**Required task:** Would you transcribe the whole listing exactly, minus its pictures?

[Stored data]
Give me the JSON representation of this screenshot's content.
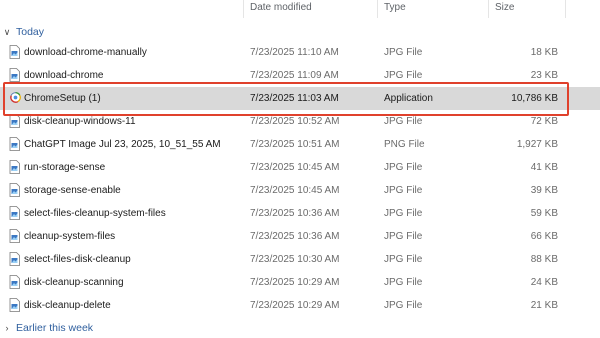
{
  "columns": {
    "date": "Date modified",
    "type": "Type",
    "size": "Size"
  },
  "groups": {
    "today": "Today",
    "earlier": "Earlier this week"
  },
  "files": [
    {
      "name": "download-chrome-manually",
      "date": "7/23/2025 11:10 AM",
      "type": "JPG File",
      "size": "18 KB",
      "icon": "jpg-file-icon"
    },
    {
      "name": "download-chrome",
      "date": "7/23/2025 11:09 AM",
      "type": "JPG File",
      "size": "23 KB",
      "icon": "jpg-file-icon"
    },
    {
      "name": "ChromeSetup (1)",
      "date": "7/23/2025 11:03 AM",
      "type": "Application",
      "size": "10,786 KB",
      "icon": "installer-app-icon",
      "selected": true
    },
    {
      "name": "disk-cleanup-windows-11",
      "date": "7/23/2025 10:52 AM",
      "type": "JPG File",
      "size": "72 KB",
      "icon": "jpg-file-icon"
    },
    {
      "name": "ChatGPT Image Jul 23, 2025, 10_51_55 AM",
      "date": "7/23/2025 10:51 AM",
      "type": "PNG File",
      "size": "1,927 KB",
      "icon": "png-file-icon"
    },
    {
      "name": "run-storage-sense",
      "date": "7/23/2025 10:45 AM",
      "type": "JPG File",
      "size": "41 KB",
      "icon": "jpg-file-icon"
    },
    {
      "name": "storage-sense-enable",
      "date": "7/23/2025 10:45 AM",
      "type": "JPG File",
      "size": "39 KB",
      "icon": "jpg-file-icon"
    },
    {
      "name": "select-files-cleanup-system-files",
      "date": "7/23/2025 10:36 AM",
      "type": "JPG File",
      "size": "59 KB",
      "icon": "jpg-file-icon"
    },
    {
      "name": "cleanup-system-files",
      "date": "7/23/2025 10:36 AM",
      "type": "JPG File",
      "size": "66 KB",
      "icon": "jpg-file-icon"
    },
    {
      "name": "select-files-disk-cleanup",
      "date": "7/23/2025 10:30 AM",
      "type": "JPG File",
      "size": "88 KB",
      "icon": "jpg-file-icon"
    },
    {
      "name": "disk-cleanup-scanning",
      "date": "7/23/2025 10:29 AM",
      "type": "JPG File",
      "size": "24 KB",
      "icon": "jpg-file-icon"
    },
    {
      "name": "disk-cleanup-delete",
      "date": "7/23/2025 10:29 AM",
      "type": "JPG File",
      "size": "21 KB",
      "icon": "jpg-file-icon"
    }
  ],
  "colors": {
    "selection_bg": "#d9d9d9",
    "highlight_border": "#e0412c",
    "group_text": "#2f5f9e"
  }
}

**Task result:**
Give me the JSON representation of this screenshot's content.
{
  "columns": {
    "date": "Date modified",
    "type": "Type",
    "size": "Size"
  },
  "groups": {
    "today": "Today",
    "earlier": "Earlier this week"
  },
  "files": [
    {
      "name": "download-chrome-manually",
      "date": "7/23/2025 11:10 AM",
      "type": "JPG File",
      "size": "18 KB",
      "icon": "jpg-file-icon"
    },
    {
      "name": "download-chrome",
      "date": "7/23/2025 11:09 AM",
      "type": "JPG File",
      "size": "23 KB",
      "icon": "jpg-file-icon"
    },
    {
      "name": "ChromeSetup (1)",
      "date": "7/23/2025 11:03 AM",
      "type": "Application",
      "size": "10,786 KB",
      "icon": "installer-app-icon",
      "selected": true
    },
    {
      "name": "disk-cleanup-windows-11",
      "date": "7/23/2025 10:52 AM",
      "type": "JPG File",
      "size": "72 KB",
      "icon": "jpg-file-icon"
    },
    {
      "name": "ChatGPT Image Jul 23, 2025, 10_51_55 AM",
      "date": "7/23/2025 10:51 AM",
      "type": "PNG File",
      "size": "1,927 KB",
      "icon": "png-file-icon"
    },
    {
      "name": "run-storage-sense",
      "date": "7/23/2025 10:45 AM",
      "type": "JPG File",
      "size": "41 KB",
      "icon": "jpg-file-icon"
    },
    {
      "name": "storage-sense-enable",
      "date": "7/23/2025 10:45 AM",
      "type": "JPG File",
      "size": "39 KB",
      "icon": "jpg-file-icon"
    },
    {
      "name": "select-files-cleanup-system-files",
      "date": "7/23/2025 10:36 AM",
      "type": "JPG File",
      "size": "59 KB",
      "icon": "jpg-file-icon"
    },
    {
      "name": "cleanup-system-files",
      "date": "7/23/2025 10:36 AM",
      "type": "JPG File",
      "size": "66 KB",
      "icon": "jpg-file-icon"
    },
    {
      "name": "select-files-disk-cleanup",
      "date": "7/23/2025 10:30 AM",
      "type": "JPG File",
      "size": "88 KB",
      "icon": "jpg-file-icon"
    },
    {
      "name": "disk-cleanup-scanning",
      "date": "7/23/2025 10:29 AM",
      "type": "JPG File",
      "size": "24 KB",
      "icon": "jpg-file-icon"
    },
    {
      "name": "disk-cleanup-delete",
      "date": "7/23/2025 10:29 AM",
      "type": "JPG File",
      "size": "21 KB",
      "icon": "jpg-file-icon"
    }
  ],
  "colors": {
    "selection_bg": "#d9d9d9",
    "highlight_border": "#e0412c",
    "group_text": "#2f5f9e"
  }
}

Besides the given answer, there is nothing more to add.